### EXERCISE
Gather every line of the entries that includes the word "they".
* * * * * * * * *
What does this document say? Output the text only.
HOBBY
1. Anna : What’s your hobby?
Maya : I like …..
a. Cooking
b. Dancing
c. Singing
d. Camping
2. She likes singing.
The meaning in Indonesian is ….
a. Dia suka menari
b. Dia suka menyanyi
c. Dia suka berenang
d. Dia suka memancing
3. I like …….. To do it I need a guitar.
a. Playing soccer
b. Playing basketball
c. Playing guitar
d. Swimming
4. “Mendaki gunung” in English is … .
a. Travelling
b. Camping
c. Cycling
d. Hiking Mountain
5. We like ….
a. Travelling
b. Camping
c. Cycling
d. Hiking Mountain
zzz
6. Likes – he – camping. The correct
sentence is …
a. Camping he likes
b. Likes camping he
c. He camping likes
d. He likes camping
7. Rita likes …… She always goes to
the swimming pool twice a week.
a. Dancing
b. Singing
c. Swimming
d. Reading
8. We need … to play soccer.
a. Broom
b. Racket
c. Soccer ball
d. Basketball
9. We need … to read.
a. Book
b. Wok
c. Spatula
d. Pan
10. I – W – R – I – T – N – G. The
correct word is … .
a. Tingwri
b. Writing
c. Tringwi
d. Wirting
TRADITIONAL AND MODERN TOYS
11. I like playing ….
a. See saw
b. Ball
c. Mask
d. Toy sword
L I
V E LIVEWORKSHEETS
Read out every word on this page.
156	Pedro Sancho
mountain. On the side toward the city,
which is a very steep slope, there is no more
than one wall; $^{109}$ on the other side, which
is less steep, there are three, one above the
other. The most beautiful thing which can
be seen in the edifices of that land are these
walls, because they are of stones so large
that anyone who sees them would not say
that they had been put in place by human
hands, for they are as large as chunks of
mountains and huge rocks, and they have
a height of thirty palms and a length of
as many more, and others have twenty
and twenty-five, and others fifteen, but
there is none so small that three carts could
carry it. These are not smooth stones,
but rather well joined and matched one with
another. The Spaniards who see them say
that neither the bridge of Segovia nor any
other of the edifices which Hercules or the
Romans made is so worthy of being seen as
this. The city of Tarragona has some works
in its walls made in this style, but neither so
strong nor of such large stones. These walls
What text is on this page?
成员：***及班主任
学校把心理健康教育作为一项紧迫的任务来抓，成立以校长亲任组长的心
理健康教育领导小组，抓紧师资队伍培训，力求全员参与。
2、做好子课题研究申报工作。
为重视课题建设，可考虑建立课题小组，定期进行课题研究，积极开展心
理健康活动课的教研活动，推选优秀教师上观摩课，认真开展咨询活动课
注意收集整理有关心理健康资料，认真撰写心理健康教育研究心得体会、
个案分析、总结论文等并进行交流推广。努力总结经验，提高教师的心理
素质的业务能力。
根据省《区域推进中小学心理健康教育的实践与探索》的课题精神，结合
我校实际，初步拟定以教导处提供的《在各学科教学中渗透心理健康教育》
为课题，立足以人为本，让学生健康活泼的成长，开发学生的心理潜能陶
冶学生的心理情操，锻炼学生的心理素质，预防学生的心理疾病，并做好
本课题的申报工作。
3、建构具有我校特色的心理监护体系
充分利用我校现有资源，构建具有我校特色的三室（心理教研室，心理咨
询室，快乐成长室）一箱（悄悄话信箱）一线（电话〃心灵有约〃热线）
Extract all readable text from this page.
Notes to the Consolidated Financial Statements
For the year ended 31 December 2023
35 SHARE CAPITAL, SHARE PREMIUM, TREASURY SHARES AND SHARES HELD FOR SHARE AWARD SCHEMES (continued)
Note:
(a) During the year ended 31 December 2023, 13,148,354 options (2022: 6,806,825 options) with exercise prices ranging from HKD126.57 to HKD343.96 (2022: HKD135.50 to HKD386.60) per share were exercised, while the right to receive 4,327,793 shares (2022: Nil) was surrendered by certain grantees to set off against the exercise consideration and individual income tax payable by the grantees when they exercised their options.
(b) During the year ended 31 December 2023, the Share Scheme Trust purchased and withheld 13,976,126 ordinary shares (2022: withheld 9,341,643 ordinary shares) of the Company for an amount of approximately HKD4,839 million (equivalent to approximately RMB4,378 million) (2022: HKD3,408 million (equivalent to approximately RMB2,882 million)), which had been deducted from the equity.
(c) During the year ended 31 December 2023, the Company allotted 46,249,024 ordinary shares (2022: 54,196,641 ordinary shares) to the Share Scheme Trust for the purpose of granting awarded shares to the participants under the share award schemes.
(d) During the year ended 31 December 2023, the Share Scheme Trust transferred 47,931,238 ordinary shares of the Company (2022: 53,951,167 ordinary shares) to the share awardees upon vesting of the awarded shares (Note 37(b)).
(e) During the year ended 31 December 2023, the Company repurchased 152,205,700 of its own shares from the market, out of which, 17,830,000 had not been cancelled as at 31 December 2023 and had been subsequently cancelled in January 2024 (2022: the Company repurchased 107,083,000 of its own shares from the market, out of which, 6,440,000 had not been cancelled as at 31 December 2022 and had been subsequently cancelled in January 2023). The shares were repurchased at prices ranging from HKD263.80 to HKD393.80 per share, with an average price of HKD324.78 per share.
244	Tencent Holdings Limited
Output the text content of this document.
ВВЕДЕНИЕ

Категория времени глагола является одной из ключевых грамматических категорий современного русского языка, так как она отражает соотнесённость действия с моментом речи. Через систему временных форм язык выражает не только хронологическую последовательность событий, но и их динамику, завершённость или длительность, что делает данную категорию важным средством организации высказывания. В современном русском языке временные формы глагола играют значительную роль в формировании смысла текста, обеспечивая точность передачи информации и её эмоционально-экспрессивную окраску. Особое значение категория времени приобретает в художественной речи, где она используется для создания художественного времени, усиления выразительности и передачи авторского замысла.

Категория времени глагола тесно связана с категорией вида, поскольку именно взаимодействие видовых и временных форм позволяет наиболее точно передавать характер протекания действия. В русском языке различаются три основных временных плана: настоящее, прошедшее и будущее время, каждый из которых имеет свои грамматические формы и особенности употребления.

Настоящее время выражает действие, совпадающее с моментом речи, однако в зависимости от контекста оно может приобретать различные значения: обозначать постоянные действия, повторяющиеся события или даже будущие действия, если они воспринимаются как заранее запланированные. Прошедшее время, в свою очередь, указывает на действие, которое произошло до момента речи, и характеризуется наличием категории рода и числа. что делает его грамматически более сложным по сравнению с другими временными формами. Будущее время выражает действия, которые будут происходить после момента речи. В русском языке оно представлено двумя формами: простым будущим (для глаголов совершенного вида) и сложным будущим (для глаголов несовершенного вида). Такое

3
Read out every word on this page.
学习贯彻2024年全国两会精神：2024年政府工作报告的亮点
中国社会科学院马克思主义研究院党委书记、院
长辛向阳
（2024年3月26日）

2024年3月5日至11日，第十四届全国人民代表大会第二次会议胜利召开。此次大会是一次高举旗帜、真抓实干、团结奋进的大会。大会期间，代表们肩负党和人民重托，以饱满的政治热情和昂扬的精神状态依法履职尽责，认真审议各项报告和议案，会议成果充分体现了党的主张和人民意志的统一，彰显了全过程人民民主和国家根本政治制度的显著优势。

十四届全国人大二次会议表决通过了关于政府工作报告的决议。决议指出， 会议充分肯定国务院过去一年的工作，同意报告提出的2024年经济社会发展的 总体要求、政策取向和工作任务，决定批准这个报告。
* * * * * * * * *
### WRITTEN RESPONSE
walls, because they are of stones so large
that they had been put in place by human
hands, for they are as large as chunks of
mountains and huge rocks, and they have
(a) During the year ended 31 December 2023, 13,148,354 options (2022: 6,806,825 options) with exercise prices ranging from HKD126.57 to HKD343.96 (2022: HKD135.50 to HKD386.60) per share were exercised, while the right to receive 4,327,793 shares (2022: Nil) was surrendered by certain grantees to set off against the exercise consideration and individual income tax payable by the grantees when they exercised their options.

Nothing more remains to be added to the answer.